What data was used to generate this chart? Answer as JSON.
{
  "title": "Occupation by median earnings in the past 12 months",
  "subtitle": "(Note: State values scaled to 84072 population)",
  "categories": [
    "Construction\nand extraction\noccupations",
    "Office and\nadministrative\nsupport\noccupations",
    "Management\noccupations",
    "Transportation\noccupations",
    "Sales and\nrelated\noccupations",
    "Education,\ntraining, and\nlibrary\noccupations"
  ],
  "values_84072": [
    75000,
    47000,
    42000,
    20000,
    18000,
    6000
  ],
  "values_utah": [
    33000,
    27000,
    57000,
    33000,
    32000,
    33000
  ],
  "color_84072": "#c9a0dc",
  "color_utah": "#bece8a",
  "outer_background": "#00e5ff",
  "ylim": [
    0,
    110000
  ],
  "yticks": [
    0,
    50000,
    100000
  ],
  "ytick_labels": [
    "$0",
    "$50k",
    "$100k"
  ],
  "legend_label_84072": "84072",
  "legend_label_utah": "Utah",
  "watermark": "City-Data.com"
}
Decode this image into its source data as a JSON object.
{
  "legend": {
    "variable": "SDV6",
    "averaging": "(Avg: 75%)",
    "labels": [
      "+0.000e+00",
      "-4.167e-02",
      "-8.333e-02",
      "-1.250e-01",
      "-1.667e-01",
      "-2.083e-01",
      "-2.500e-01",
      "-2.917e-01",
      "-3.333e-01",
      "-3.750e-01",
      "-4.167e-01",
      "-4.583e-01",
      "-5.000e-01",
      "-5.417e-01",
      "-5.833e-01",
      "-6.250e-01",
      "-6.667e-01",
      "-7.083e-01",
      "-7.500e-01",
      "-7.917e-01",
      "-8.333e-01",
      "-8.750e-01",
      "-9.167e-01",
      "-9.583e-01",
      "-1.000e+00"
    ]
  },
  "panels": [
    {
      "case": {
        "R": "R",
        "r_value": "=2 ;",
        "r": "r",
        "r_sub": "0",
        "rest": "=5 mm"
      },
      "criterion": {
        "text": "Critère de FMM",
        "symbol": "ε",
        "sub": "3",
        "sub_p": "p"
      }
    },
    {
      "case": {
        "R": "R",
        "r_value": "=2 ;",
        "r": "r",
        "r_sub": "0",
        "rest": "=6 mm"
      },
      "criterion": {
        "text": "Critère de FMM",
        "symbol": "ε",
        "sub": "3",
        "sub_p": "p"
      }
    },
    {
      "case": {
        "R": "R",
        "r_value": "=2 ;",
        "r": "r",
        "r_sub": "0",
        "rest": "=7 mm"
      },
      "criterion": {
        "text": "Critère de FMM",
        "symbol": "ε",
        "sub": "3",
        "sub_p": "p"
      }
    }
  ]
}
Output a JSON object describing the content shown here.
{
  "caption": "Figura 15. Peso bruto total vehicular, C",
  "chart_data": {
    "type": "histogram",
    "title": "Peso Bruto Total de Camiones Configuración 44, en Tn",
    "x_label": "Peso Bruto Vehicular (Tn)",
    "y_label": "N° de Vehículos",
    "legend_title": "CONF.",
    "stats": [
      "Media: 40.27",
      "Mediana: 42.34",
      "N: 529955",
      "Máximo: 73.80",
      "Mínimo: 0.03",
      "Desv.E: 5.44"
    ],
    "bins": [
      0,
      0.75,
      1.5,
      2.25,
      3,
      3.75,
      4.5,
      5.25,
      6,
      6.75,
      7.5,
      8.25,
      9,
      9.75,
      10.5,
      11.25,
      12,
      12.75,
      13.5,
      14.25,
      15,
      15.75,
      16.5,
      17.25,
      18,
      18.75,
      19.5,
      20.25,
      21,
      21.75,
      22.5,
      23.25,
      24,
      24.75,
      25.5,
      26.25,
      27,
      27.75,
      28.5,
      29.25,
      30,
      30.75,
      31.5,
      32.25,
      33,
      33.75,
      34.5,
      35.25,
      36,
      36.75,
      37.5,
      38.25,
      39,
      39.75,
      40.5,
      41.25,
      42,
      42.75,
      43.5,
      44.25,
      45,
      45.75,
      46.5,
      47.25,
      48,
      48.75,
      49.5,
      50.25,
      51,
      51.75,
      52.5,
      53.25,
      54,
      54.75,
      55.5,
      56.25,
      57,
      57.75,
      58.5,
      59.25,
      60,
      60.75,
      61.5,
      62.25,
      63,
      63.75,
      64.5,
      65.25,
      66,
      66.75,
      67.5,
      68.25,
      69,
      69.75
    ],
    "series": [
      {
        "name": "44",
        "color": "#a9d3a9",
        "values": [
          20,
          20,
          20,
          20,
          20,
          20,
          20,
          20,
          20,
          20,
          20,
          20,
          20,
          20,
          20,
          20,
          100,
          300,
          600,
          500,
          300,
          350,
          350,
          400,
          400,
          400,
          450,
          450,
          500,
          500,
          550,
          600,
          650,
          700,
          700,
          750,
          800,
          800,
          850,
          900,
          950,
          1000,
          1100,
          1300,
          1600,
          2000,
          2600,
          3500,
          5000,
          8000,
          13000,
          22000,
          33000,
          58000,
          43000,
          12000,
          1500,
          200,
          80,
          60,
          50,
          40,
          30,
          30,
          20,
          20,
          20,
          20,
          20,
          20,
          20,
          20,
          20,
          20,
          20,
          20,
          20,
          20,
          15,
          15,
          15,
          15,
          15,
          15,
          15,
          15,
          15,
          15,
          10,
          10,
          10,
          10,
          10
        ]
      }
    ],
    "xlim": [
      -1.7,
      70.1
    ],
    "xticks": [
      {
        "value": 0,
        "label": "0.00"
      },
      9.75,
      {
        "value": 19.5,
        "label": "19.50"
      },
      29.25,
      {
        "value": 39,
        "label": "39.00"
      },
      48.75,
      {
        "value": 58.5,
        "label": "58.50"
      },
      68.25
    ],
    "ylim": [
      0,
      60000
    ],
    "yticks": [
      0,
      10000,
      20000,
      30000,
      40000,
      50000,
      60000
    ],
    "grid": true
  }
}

SHORT TASK — Return each entry from the material above exactly as it appears.

EXPECTED ANSWER —
What data was used to generate this chart? Answer as JSON.
{
  "title": "Occupation by median earnings in the past 12 months",
  "subtitle": "(Note: State values scaled to 84072 population)",
  "categories": [
    "Construction\nand extraction\noccupations",
    "Office and\nadministrative\nsupport\noccupations",
    "Management\noccupations",
    "Transportation\noccupations",
    "Sales and\nrelated\noccupations",
    "Education,\ntraining, and\nlibrary\noccupations"
  ],
  "values_84072": [
    75000,
    47000,
    42000,
    20000,
    18000,
    6000
  ],
  "values_utah": [
    33000,
    27000,
    57000,
    33000,
    32000,
    33000
  ],
  "color_84072": "#c9a0dc",
  "color_utah": "#bece8a",
  "outer_background": "#00e5ff",
  "ylim": [
    0,
    110000
  ],
  "yticks": [
    0,
    50000,
    100000
  ],
  "ytick_labels": [
    "$0",
    "$50k",
    "$100k"
  ],
  "legend_label_84072": "84072",
  "legend_label_utah": "Utah",
  "watermark": "City-Data.com"
}
Decode this image into its source data as a JSON object.
{
  "legend": {
    "variable": "SDV6",
    "averaging": "(Avg: 75%)",
    "labels": [
      "+0.000e+00",
      "-4.167e-02",
      "-8.333e-02",
      "-1.250e-01",
      "-1.667e-01",
      "-2.083e-01",
      "-2.500e-01",
      "-2.917e-01",
      "-3.333e-01",
      "-3.750e-01",
      "-4.167e-01",
      "-4.583e-01",
      "-5.000e-01",
      "-5.417e-01",
      "-5.833e-01",
      "-6.250e-01",
      "-6.667e-01",
      "-7.083e-01",
      "-7.500e-01",
      "-7.917e-01",
      "-8.333e-01",
      "-8.750e-01",
      "-9.167e-01",
      "-9.583e-01",
      "-1.000e+00"
    ]
  },
  "panels": [
    {
      "case": {
        "R": "R",
        "r_value": "=2 ;",
        "r": "r",
        "r_sub": "0",
        "rest": "=5 mm"
      },
      "criterion": {
        "text": "Critère de FMM",
        "symbol": "ε",
        "sub": "3",
        "sub_p": "p"
      }
    },
    {
      "case": {
        "R": "R",
        "r_value": "=2 ;",
        "r": "r",
        "r_sub": "0",
        "rest": "=6 mm"
      },
      "criterion": {
        "text": "Critère de FMM",
        "symbol": "ε",
        "sub": "3",
        "sub_p": "p"
      }
    },
    {
      "case": {
        "R": "R",
        "r_value": "=2 ;",
        "r": "r",
        "r_sub": "0",
        "rest": "=7 mm"
      },
      "criterion": {
        "text": "Critère de FMM",
        "symbol": "ε",
        "sub": "3",
        "sub_p": "p"
      }
    }
  ]
}
Output a JSON object describing the content shown here.
{
  "caption": "Figura 15. Peso bruto total vehicular, C",
  "chart_data": {
    "type": "histogram",
    "title": "Peso Bruto Total de Camiones Configuración 44, en Tn",
    "x_label": "Peso Bruto Vehicular (Tn)",
    "y_label": "N° de Vehículos",
    "legend_title": "CONF.",
    "stats": [
      "Media: 40.27",
      "Mediana: 42.34",
      "N: 529955",
      "Máximo: 73.80",
      "Mínimo: 0.03",
      "Desv.E: 5.44"
    ],
    "bins": [
      0,
      0.75,
      1.5,
      2.25,
      3,
      3.75,
      4.5,
      5.25,
      6,
      6.75,
      7.5,
      8.25,
      9,
      9.75,
      10.5,
      11.25,
      12,
      12.75,
      13.5,
      14.25,
      15,
      15.75,
      16.5,
      17.25,
      18,
      18.75,
      19.5,
      20.25,
      21,
      21.75,
      22.5,
      23.25,
      24,
      24.75,
      25.5,
      26.25,
      27,
      27.75,
      28.5,
      29.25,
      30,
      30.75,
      31.5,
      32.25,
      33,
      33.75,
      34.5,
      35.25,
      36,
      36.75,
      37.5,
      38.25,
      39,
      39.75,
      40.5,
      41.25,
      42,
      42.75,
      43.5,
      44.25,
      45,
      45.75,
      46.5,
      47.25,
      48,
      48.75,
      49.5,
      50.25,
      51,
      51.75,
      52.5,
      53.25,
      54,
      54.75,
      55.5,
      56.25,
      57,
      57.75,
      58.5,
      59.25,
      60,
      60.75,
      61.5,
      62.25,
      63,
      63.75,
      64.5,
      65.25,
      66,
      66.75,
      67.5,
      68.25,
      69,
      69.75
    ],
    "series": [
      {
        "name": "44",
        "color": "#a9d3a9",
        "values": [
          20,
          20,
          20,
          20,
          20,
          20,
          20,
          20,
          20,
          20,
          20,
          20,
          20,
          20,
          20,
          20,
          100,
          300,
          600,
          500,
          300,
          350,
          350,
          400,
          400,
          400,
          450,
          450,
          500,
          500,
          550,
          600,
          650,
          700,
          700,
          750,
          800,
          800,
          850,
          900,
          950,
          1000,
          1100,
          1300,
          1600,
          2000,
          2600,
          3500,
          5000,
          8000,
          13000,
          22000,
          33000,
          58000,
          43000,
          12000,
          1500,
          200,
          80,
          60,
          50,
          40,
          30,
          30,
          20,
          20,
          20,
          20,
          20,
          20,
          20,
          20,
          20,
          20,
          20,
          20,
          20,
          20,
          15,
          15,
          15,
          15,
          15,
          15,
          15,
          15,
          15,
          15,
          10,
          10,
          10,
          10,
          10
        ]
      }
    ],
    "xlim": [
      -1.7,
      70.1
    ],
    "xticks": [
      {
        "value": 0,
        "label": "0.00"
      },
      9.75,
      {
        "value": 19.5,
        "label": "19.50"
      },
      29.25,
      {
        "value": 39,
        "label": "39.00"
      },
      48.75,
      {
        "value": 58.5,
        "label": "58.50"
      },
      68.25
    ],
    "ylim": [
      0,
      60000
    ],
    "yticks": [
      0,
      10000,
      20000,
      30000,
      40000,
      50000,
      60000
    ],
    "grid": true
  }
}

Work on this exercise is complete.